▸ **Task requirements**
Every line below must be reproduced exactly. Copy them all.

--

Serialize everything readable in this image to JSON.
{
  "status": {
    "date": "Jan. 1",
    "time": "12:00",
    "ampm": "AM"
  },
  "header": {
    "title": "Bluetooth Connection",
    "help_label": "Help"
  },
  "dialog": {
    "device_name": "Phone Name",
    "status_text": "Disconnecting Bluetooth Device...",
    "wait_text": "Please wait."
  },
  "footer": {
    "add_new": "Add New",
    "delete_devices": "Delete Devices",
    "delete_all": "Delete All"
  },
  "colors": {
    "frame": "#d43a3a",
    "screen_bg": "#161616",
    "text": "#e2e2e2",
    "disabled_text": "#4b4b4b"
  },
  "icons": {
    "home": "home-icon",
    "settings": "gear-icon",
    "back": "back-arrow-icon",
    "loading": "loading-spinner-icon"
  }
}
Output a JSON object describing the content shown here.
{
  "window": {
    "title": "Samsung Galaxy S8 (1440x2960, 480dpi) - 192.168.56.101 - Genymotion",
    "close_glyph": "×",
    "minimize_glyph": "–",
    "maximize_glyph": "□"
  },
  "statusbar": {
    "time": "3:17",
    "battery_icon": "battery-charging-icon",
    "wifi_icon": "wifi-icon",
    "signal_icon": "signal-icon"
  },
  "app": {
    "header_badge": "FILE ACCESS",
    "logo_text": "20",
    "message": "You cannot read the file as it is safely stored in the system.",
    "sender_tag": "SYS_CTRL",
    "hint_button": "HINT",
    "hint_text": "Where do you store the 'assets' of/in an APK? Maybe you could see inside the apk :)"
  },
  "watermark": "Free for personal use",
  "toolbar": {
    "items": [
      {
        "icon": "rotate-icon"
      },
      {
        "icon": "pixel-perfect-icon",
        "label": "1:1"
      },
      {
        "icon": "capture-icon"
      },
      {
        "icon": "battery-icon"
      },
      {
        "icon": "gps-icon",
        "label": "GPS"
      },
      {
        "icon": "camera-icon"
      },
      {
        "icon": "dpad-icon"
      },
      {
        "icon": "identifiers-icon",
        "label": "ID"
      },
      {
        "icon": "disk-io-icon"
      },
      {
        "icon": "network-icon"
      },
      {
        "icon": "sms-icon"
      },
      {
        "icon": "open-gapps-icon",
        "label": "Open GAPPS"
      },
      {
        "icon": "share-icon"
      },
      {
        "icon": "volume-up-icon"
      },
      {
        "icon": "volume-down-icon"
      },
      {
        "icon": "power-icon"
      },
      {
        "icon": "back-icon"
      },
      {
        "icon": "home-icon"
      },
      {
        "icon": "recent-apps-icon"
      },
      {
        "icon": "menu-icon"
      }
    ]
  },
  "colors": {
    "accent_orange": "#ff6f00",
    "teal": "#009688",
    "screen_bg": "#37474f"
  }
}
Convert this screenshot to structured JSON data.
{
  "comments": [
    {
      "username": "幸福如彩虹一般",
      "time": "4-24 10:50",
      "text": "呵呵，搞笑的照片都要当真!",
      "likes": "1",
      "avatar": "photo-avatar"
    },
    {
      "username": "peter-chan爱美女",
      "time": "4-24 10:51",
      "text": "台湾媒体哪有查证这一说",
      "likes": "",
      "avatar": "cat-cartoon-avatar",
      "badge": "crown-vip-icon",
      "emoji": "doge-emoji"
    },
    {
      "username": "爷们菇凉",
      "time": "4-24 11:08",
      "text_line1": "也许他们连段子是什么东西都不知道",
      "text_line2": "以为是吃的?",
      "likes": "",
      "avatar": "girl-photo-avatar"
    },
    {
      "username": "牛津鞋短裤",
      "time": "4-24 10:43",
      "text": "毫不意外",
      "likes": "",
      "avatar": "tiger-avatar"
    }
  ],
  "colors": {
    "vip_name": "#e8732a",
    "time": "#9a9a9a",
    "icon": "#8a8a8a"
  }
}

--

▸ **Solution**
Serialize everything readable in this image to JSON.
{
  "status": {
    "date": "Jan. 1",
    "time": "12:00",
    "ampm": "AM"
  },
  "header": {
    "title": "Bluetooth Connection",
    "help_label": "Help"
  },
  "dialog": {
    "device_name": "Phone Name",
    "status_text": "Disconnecting Bluetooth Device...",
    "wait_text": "Please wait."
  },
  "footer": {
    "add_new": "Add New",
    "delete_devices": "Delete Devices",
    "delete_all": "Delete All"
  },
  "colors": {
    "frame": "#d43a3a",
    "screen_bg": "#161616",
    "text": "#e2e2e2",
    "disabled_text": "#4b4b4b"
  },
  "icons": {
    "home": "home-icon",
    "settings": "gear-icon",
    "back": "back-arrow-icon",
    "loading": "loading-spinner-icon"
  }
}
Output a JSON object describing the content shown here.
{
  "window": {
    "title": "Samsung Galaxy S8 (1440x2960, 480dpi) - 192.168.56.101 - Genymotion",
    "close_glyph": "×",
    "minimize_glyph": "–",
    "maximize_glyph": "□"
  },
  "statusbar": {
    "time": "3:17",
    "battery_icon": "battery-charging-icon",
    "wifi_icon": "wifi-icon",
    "signal_icon": "signal-icon"
  },
  "app": {
    "header_badge": "FILE ACCESS",
    "logo_text": "20",
    "message": "You cannot read the file as it is safely stored in the system.",
    "sender_tag": "SYS_CTRL",
    "hint_button": "HINT",
    "hint_text": "Where do you store the 'assets' of/in an APK? Maybe you could see inside the apk :)"
  },
  "watermark": "Free for personal use",
  "toolbar": {
    "items": [
      {
        "icon": "rotate-icon"
      },
      {
        "icon": "pixel-perfect-icon",
        "label": "1:1"
      },
      {
        "icon": "capture-icon"
      },
      {
        "icon": "battery-icon"
      },
      {
        "icon": "gps-icon",
        "label": "GPS"
      },
      {
        "icon": "camera-icon"
      },
      {
        "icon": "dpad-icon"
      },
      {
        "icon": "identifiers-icon",
        "label": "ID"
      },
      {
        "icon": "disk-io-icon"
      },
      {
        "icon": "network-icon"
      },
      {
        "icon": "sms-icon"
      },
      {
        "icon": "open-gapps-icon",
        "label": "Open GAPPS"
      },
      {
        "icon": "share-icon"
      },
      {
        "icon": "volume-up-icon"
      },
      {
        "icon": "volume-down-icon"
      },
      {
        "icon": "power-icon"
      },
      {
        "icon": "back-icon"
      },
      {
        "icon": "home-icon"
      },
      {
        "icon": "recent-apps-icon"
      },
      {
        "icon": "menu-icon"
      }
    ]
  },
  "colors": {
    "accent_orange": "#ff6f00",
    "teal": "#009688",
    "screen_bg": "#37474f"
  }
}
Convert this screenshot to structured JSON data.
{
  "comments": [
    {
      "username": "幸福如彩虹一般",
      "time": "4-24 10:50",
      "text": "呵呵，搞笑的照片都要当真!",
      "likes": "1",
      "avatar": "photo-avatar"
    },
    {
      "username": "peter-chan爱美女",
      "time": "4-24 10:51",
      "text": "台湾媒体哪有查证这一说",
      "likes": "",
      "avatar": "cat-cartoon-avatar",
      "badge": "crown-vip-icon",
      "emoji": "doge-emoji"
    },
    {
      "username": "爷们菇凉",
      "time": "4-24 11:08",
      "text_line1": "也许他们连段子是什么东西都不知道",
      "text_line2": "以为是吃的?",
      "likes": "",
      "avatar": "girl-photo-avatar"
    },
    {
      "username": "牛津鞋短裤",
      "time": "4-24 10:43",
      "text": "毫不意外",
      "likes": "",
      "avatar": "tiger-avatar"
    }
  ],
  "colors": {
    "vip_name": "#e8732a",
    "time": "#9a9a9a",
    "icon": "#8a8a8a"
  }
}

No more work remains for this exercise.